Work to complete: Find each line that has the string "срока" and give the total, with nothing else.

***** Entries provided

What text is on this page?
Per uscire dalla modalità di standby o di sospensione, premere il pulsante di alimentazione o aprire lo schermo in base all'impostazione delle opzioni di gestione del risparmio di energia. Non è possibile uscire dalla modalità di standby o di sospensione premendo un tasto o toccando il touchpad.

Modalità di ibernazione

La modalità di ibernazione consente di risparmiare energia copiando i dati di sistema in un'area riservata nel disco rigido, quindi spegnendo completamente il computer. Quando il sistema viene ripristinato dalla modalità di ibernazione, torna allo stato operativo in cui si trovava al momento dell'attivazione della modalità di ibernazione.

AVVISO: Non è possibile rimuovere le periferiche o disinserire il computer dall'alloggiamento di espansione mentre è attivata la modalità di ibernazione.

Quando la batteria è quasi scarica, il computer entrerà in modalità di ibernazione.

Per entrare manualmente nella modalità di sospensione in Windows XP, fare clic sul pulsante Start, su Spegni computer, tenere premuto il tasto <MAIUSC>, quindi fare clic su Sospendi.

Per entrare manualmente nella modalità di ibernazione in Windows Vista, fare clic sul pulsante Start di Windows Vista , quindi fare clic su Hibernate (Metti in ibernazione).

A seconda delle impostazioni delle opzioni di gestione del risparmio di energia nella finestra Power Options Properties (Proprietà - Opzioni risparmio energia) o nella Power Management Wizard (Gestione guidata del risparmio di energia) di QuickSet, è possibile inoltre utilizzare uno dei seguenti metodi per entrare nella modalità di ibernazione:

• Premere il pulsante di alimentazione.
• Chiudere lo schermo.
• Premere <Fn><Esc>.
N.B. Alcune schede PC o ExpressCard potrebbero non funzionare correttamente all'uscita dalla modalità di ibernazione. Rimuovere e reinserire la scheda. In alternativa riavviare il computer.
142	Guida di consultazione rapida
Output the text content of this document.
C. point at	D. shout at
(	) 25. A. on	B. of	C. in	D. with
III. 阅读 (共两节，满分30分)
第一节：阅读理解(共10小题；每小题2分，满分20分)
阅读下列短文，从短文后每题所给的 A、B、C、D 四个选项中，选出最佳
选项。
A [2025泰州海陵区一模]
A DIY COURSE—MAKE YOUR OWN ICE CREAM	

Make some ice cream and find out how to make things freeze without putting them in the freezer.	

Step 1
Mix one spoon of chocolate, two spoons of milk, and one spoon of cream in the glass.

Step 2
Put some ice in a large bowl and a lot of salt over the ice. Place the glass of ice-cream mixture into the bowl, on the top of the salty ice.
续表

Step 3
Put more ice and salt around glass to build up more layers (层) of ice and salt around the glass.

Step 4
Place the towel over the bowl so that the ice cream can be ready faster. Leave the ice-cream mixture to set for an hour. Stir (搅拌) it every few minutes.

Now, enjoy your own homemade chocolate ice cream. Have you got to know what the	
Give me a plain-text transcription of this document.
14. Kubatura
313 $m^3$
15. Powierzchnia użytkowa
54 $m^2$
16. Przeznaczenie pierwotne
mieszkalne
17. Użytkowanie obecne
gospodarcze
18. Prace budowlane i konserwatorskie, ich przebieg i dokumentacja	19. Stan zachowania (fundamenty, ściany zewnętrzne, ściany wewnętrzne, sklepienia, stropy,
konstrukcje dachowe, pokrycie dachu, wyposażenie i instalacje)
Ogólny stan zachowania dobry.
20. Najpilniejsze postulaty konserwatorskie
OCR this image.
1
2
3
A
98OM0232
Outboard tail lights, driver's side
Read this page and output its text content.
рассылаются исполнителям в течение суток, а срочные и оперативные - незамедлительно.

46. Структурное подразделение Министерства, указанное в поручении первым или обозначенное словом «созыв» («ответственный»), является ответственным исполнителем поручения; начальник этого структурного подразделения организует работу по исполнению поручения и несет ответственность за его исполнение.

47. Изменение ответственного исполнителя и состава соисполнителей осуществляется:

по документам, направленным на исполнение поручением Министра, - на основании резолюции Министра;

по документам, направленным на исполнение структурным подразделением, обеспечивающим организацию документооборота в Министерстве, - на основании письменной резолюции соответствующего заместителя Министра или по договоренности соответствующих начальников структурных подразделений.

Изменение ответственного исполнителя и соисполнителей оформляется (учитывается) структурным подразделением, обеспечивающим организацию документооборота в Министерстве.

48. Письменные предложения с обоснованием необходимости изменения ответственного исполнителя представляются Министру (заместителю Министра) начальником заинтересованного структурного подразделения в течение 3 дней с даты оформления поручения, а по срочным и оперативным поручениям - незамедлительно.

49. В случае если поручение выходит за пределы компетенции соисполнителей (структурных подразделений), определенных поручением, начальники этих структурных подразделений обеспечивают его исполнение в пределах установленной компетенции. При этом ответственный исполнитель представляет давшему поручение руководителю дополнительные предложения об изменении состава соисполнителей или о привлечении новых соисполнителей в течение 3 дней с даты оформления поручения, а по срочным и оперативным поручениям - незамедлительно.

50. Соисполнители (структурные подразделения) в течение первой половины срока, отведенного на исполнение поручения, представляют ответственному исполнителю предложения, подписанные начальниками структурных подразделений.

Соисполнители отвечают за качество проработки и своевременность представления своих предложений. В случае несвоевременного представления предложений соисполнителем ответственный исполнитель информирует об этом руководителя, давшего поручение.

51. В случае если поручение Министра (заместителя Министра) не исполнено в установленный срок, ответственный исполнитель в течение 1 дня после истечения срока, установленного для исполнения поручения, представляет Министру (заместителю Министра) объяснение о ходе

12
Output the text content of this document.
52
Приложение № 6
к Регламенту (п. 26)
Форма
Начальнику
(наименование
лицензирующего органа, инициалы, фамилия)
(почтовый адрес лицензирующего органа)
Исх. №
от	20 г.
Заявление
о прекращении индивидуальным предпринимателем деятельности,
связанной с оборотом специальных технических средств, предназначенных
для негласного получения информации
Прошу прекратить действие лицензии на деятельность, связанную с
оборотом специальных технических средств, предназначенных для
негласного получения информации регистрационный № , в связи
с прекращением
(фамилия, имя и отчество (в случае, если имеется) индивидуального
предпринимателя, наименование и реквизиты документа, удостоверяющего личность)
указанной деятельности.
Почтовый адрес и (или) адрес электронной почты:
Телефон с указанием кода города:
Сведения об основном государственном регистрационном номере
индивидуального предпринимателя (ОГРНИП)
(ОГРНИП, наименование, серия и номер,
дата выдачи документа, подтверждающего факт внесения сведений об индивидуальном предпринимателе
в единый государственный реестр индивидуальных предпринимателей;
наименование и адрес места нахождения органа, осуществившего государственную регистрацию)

**********

Full response: 2